[Records from a data collection]
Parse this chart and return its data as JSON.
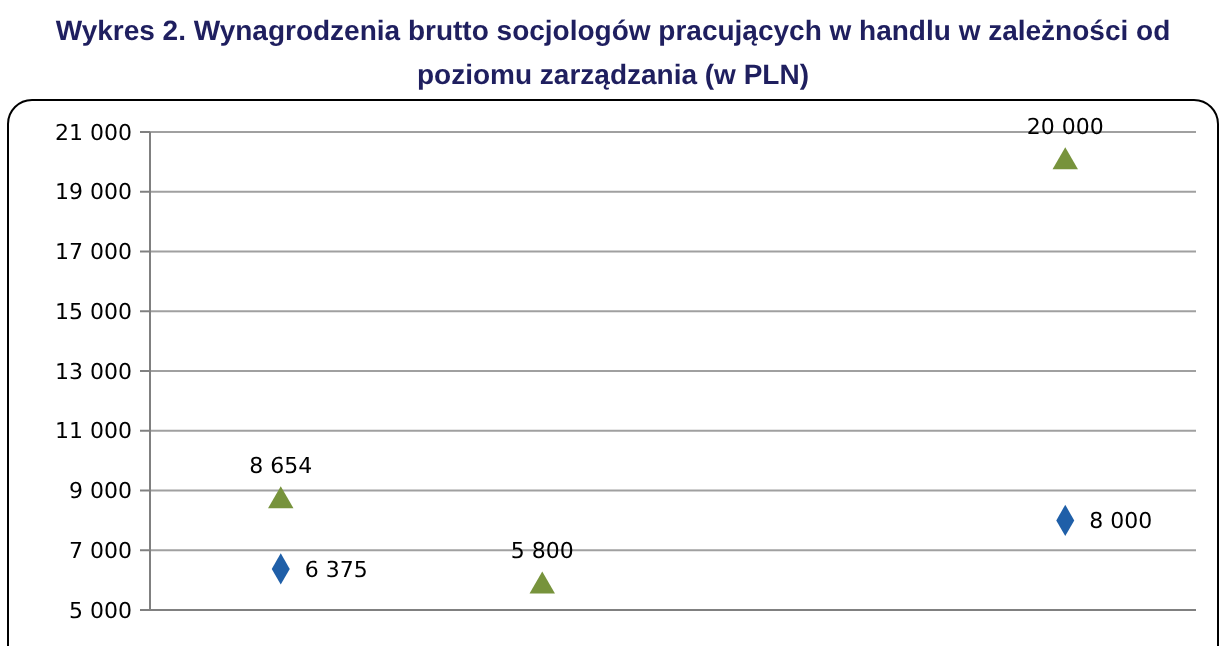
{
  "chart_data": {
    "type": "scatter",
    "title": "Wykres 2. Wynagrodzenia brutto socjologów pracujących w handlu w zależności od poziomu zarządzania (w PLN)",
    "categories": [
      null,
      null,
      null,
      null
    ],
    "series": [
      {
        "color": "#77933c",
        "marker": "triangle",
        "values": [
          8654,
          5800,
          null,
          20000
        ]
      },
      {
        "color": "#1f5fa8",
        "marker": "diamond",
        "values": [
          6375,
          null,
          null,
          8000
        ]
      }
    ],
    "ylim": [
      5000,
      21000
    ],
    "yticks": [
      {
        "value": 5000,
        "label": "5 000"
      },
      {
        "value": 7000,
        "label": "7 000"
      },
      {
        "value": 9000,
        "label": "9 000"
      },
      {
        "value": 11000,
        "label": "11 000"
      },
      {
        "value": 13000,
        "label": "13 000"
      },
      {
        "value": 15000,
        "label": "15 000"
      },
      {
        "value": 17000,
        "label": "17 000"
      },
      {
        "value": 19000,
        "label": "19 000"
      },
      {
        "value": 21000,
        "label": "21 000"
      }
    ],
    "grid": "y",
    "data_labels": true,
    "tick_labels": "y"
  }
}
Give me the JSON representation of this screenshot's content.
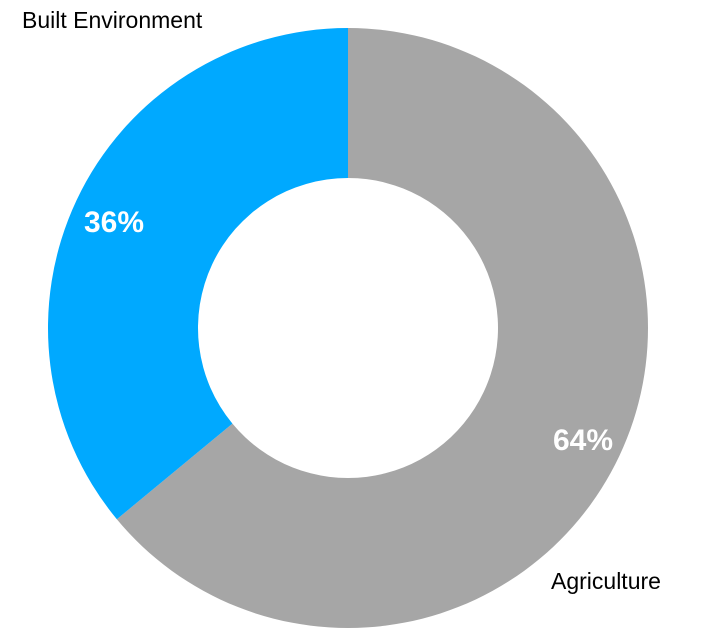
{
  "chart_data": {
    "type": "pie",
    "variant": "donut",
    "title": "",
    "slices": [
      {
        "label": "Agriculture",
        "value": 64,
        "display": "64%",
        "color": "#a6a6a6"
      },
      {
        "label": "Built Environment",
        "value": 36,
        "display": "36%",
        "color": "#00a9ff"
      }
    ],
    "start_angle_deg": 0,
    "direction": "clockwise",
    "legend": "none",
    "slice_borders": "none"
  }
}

--

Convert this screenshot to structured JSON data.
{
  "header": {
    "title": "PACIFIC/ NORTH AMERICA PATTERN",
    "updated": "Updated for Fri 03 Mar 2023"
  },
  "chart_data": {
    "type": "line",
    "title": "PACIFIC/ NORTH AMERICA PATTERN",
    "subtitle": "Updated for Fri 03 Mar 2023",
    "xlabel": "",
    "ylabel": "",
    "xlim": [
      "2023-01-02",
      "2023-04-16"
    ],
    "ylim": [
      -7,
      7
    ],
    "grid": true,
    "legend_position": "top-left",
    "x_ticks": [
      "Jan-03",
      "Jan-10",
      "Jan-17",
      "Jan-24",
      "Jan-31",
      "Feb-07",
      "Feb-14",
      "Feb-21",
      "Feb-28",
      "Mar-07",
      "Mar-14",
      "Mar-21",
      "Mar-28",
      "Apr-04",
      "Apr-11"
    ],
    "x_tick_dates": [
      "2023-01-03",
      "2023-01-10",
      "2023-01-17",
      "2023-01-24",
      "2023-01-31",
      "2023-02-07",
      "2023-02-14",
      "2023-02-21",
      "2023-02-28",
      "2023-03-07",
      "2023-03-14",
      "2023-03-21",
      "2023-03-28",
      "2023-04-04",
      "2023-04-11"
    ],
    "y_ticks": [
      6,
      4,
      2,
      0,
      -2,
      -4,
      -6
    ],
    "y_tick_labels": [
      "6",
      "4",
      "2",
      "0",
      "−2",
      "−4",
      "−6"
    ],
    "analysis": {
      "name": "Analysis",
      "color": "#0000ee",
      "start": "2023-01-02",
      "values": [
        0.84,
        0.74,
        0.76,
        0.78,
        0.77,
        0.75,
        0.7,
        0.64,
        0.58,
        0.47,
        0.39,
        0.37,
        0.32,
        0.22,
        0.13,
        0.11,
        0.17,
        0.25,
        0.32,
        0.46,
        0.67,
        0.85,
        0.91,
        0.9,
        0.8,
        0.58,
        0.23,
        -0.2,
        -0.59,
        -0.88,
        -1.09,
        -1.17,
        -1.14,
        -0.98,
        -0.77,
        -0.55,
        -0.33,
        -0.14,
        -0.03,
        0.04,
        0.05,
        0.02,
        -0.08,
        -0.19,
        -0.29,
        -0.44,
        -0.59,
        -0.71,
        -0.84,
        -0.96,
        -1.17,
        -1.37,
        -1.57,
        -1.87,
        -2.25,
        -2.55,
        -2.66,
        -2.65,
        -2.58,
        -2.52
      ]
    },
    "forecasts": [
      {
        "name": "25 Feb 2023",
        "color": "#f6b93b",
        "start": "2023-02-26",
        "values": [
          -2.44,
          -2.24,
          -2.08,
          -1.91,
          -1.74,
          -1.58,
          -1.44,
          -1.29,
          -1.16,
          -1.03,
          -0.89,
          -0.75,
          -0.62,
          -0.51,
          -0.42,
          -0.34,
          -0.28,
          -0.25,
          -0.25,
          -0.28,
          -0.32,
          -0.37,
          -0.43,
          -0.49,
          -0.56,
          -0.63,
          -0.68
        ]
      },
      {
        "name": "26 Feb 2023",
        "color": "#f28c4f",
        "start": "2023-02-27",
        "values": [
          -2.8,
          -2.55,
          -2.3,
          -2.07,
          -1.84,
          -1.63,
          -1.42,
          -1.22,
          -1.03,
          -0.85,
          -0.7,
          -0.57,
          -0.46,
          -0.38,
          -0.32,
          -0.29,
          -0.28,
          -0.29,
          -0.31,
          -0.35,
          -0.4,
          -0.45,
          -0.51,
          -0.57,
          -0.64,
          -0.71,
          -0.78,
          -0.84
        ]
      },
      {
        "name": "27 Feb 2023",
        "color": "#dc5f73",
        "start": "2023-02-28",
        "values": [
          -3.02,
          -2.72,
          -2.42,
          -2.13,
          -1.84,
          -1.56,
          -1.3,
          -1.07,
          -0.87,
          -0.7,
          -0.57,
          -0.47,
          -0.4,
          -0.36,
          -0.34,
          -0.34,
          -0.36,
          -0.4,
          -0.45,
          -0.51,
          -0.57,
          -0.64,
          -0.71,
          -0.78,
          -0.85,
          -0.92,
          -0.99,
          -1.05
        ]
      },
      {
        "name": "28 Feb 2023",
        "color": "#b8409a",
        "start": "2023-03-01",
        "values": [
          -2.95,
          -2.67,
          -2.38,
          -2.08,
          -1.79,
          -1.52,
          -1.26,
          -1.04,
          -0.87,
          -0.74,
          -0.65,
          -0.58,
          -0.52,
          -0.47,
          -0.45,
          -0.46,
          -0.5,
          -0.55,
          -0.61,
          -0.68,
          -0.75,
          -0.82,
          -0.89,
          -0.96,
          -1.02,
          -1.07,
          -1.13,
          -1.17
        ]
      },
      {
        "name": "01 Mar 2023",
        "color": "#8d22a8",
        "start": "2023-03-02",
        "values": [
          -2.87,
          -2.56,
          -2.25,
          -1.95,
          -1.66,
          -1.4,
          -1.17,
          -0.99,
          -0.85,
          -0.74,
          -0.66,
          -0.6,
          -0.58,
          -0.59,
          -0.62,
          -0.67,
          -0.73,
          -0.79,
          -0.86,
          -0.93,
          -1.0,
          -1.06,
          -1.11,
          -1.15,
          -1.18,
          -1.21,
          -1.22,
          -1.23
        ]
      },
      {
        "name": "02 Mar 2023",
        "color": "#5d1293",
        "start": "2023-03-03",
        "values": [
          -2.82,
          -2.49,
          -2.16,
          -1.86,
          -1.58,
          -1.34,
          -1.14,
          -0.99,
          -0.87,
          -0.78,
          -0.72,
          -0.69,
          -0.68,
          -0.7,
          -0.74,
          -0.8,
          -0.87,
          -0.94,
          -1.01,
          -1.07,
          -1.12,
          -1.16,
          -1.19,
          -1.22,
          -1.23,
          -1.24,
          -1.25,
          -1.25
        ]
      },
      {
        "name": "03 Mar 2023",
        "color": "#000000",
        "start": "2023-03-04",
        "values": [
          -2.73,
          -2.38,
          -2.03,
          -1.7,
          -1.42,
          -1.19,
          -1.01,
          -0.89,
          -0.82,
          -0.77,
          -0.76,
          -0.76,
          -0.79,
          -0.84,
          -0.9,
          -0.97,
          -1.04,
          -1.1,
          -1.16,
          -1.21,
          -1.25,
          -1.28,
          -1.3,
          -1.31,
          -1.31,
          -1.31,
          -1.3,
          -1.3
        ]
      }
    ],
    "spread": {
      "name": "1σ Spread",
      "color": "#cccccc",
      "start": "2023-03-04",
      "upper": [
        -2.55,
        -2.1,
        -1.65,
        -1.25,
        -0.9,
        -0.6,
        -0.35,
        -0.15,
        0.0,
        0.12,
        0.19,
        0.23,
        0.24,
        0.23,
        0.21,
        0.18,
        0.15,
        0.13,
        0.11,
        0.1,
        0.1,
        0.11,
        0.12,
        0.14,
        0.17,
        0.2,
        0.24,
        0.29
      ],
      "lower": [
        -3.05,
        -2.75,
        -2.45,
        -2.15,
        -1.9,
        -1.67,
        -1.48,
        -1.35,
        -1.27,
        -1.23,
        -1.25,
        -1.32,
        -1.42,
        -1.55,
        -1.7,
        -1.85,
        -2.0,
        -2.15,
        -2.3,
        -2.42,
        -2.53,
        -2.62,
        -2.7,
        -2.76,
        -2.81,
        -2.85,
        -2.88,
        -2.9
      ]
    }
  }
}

...

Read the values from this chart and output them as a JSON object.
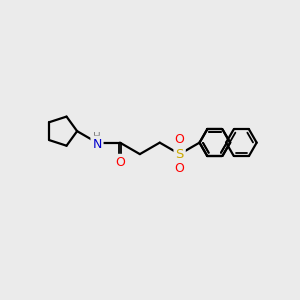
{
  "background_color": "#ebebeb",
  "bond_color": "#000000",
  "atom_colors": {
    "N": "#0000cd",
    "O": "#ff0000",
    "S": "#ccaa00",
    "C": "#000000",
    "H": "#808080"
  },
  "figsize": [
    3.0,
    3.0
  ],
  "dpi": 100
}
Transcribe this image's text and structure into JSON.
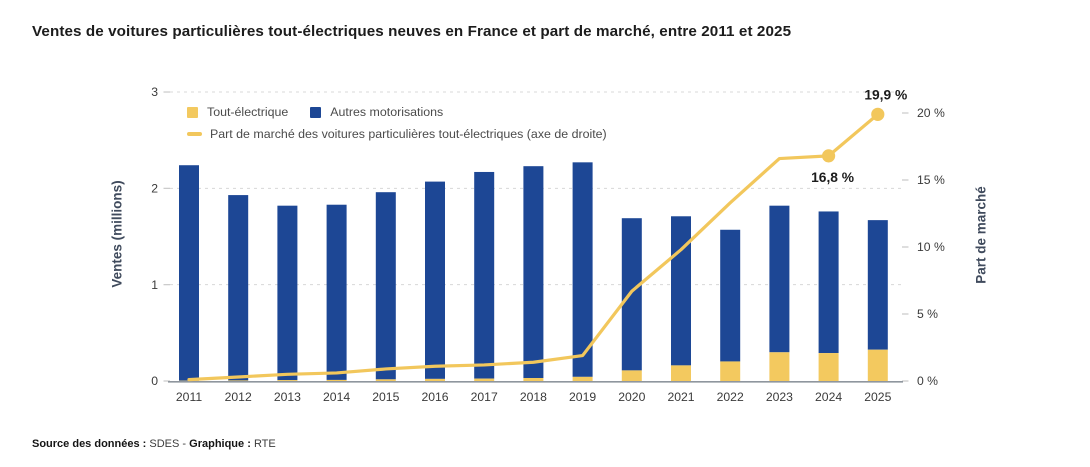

* [Work to be completed] Reproduce only the lines running from the one that has "Read the values" through the one that has "Transcribe this image's", ends included. Any pictures in that stretch should not be copied.

* [Full answer]
Read the values from this chart and output them as a JSON object.
{
  "background_color": "#ebebeb",
  "bond_color": "#000000",
  "atom_colors": {
    "N": "#0000cd",
    "O": "#ff0000",
    "S": "#ccaa00",
    "C": "#000000",
    "H": "#808080"
  },
  "figsize": [
    3.0,
    3.0
  ],
  "dpi": 100
}
Transcribe this image's text and structure into JSON.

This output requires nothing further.